▶ [Prompt]:
Please give the listing again, word for word, with nothing left out.

================

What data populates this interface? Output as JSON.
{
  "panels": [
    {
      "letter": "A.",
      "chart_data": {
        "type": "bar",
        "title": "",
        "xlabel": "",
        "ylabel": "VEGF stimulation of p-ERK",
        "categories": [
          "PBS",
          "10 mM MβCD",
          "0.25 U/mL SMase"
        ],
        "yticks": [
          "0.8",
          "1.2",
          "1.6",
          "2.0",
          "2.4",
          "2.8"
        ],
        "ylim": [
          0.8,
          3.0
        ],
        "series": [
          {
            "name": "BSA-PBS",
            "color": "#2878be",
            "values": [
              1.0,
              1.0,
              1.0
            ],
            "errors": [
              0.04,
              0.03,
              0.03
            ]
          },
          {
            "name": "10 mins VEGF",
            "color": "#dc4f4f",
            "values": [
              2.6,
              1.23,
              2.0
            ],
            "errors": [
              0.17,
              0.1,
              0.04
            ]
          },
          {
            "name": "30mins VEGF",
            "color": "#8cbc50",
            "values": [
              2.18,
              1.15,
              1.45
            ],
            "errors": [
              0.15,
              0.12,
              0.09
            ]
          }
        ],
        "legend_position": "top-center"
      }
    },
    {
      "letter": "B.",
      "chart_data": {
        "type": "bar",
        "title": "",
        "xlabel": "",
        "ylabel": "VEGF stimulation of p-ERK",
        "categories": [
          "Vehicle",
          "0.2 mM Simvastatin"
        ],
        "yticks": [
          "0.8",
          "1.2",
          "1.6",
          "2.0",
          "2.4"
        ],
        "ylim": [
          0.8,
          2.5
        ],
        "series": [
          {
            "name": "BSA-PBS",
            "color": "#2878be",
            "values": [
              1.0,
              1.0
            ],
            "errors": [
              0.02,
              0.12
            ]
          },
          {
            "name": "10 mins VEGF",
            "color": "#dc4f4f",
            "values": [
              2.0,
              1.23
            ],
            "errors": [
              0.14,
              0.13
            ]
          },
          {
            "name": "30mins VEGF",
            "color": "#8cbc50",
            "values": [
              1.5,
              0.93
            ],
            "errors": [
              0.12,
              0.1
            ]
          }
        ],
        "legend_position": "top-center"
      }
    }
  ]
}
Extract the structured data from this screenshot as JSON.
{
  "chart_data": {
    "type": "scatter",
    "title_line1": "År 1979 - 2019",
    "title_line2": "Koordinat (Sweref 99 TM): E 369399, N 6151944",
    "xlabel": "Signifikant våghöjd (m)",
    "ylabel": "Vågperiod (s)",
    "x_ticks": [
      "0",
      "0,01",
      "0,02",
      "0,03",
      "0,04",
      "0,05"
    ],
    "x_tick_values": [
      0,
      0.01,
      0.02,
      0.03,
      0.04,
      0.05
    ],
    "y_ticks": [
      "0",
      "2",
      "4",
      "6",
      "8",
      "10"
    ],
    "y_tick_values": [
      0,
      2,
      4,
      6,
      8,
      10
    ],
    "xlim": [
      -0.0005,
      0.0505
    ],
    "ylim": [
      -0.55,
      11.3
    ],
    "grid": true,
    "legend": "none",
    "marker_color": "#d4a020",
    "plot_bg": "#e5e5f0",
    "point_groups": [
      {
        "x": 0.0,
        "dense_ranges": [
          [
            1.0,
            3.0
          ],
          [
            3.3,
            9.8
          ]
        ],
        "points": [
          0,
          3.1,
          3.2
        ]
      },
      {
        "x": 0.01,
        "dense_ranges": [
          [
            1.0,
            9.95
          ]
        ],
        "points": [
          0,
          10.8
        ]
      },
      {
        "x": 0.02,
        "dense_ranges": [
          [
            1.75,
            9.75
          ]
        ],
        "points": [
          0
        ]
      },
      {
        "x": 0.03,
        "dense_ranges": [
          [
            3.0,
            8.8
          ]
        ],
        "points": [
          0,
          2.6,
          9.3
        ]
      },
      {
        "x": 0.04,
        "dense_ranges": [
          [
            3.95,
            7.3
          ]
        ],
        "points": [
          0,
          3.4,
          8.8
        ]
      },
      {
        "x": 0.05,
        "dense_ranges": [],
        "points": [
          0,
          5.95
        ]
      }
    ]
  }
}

================

▶ [Answer in full]:
What data populates this interface? Output as JSON.
{
  "panels": [
    {
      "letter": "A.",
      "chart_data": {
        "type": "bar",
        "title": "",
        "xlabel": "",
        "ylabel": "VEGF stimulation of p-ERK",
        "categories": [
          "PBS",
          "10 mM MβCD",
          "0.25 U/mL SMase"
        ],
        "yticks": [
          "0.8",
          "1.2",
          "1.6",
          "2.0",
          "2.4",
          "2.8"
        ],
        "ylim": [
          0.8,
          3.0
        ],
        "series": [
          {
            "name": "BSA-PBS",
            "color": "#2878be",
            "values": [
              1.0,
              1.0,
              1.0
            ],
            "errors": [
              0.04,
              0.03,
              0.03
            ]
          },
          {
            "name": "10 mins VEGF",
            "color": "#dc4f4f",
            "values": [
              2.6,
              1.23,
              2.0
            ],
            "errors": [
              0.17,
              0.1,
              0.04
            ]
          },
          {
            "name": "30mins VEGF",
            "color": "#8cbc50",
            "values": [
              2.18,
              1.15,
              1.45
            ],
            "errors": [
              0.15,
              0.12,
              0.09
            ]
          }
        ],
        "legend_position": "top-center"
      }
    },
    {
      "letter": "B.",
      "chart_data": {
        "type": "bar",
        "title": "",
        "xlabel": "",
        "ylabel": "VEGF stimulation of p-ERK",
        "categories": [
          "Vehicle",
          "0.2 mM Simvastatin"
        ],
        "yticks": [
          "0.8",
          "1.2",
          "1.6",
          "2.0",
          "2.4"
        ],
        "ylim": [
          0.8,
          2.5
        ],
        "series": [
          {
            "name": "BSA-PBS",
            "color": "#2878be",
            "values": [
              1.0,
              1.0
            ],
            "errors": [
              0.02,
              0.12
            ]
          },
          {
            "name": "10 mins VEGF",
            "color": "#dc4f4f",
            "values": [
              2.0,
              1.23
            ],
            "errors": [
              0.14,
              0.13
            ]
          },
          {
            "name": "30mins VEGF",
            "color": "#8cbc50",
            "values": [
              1.5,
              0.93
            ],
            "errors": [
              0.12,
              0.1
            ]
          }
        ],
        "legend_position": "top-center"
      }
    }
  ]
}
Extract the structured data from this screenshot as JSON.
{
  "chart_data": {
    "type": "scatter",
    "title_line1": "År 1979 - 2019",
    "title_line2": "Koordinat (Sweref 99 TM): E 369399, N 6151944",
    "xlabel": "Signifikant våghöjd (m)",
    "ylabel": "Vågperiod (s)",
    "x_ticks": [
      "0",
      "0,01",
      "0,02",
      "0,03",
      "0,04",
      "0,05"
    ],
    "x_tick_values": [
      0,
      0.01,
      0.02,
      0.03,
      0.04,
      0.05
    ],
    "y_ticks": [
      "0",
      "2",
      "4",
      "6",
      "8",
      "10"
    ],
    "y_tick_values": [
      0,
      2,
      4,
      6,
      8,
      10
    ],
    "xlim": [
      -0.0005,
      0.0505
    ],
    "ylim": [
      -0.55,
      11.3
    ],
    "grid": true,
    "legend": "none",
    "marker_color": "#d4a020",
    "plot_bg": "#e5e5f0",
    "point_groups": [
      {
        "x": 0.0,
        "dense_ranges": [
          [
            1.0,
            3.0
          ],
          [
            3.3,
            9.8
          ]
        ],
        "points": [
          0,
          3.1,
          3.2
        ]
      },
      {
        "x": 0.01,
        "dense_ranges": [
          [
            1.0,
            9.95
          ]
        ],
        "points": [
          0,
          10.8
        ]
      },
      {
        "x": 0.02,
        "dense_ranges": [
          [
            1.75,
            9.75
          ]
        ],
        "points": [
          0
        ]
      },
      {
        "x": 0.03,
        "dense_ranges": [
          [
            3.0,
            8.8
          ]
        ],
        "points": [
          0,
          2.6,
          9.3
        ]
      },
      {
        "x": 0.04,
        "dense_ranges": [
          [
            3.95,
            7.3
          ]
        ],
        "points": [
          0,
          3.4,
          8.8
        ]
      },
      {
        "x": 0.05,
        "dense_ranges": [],
        "points": [
          0,
          5.95
        ]
      }
    ]
  }
}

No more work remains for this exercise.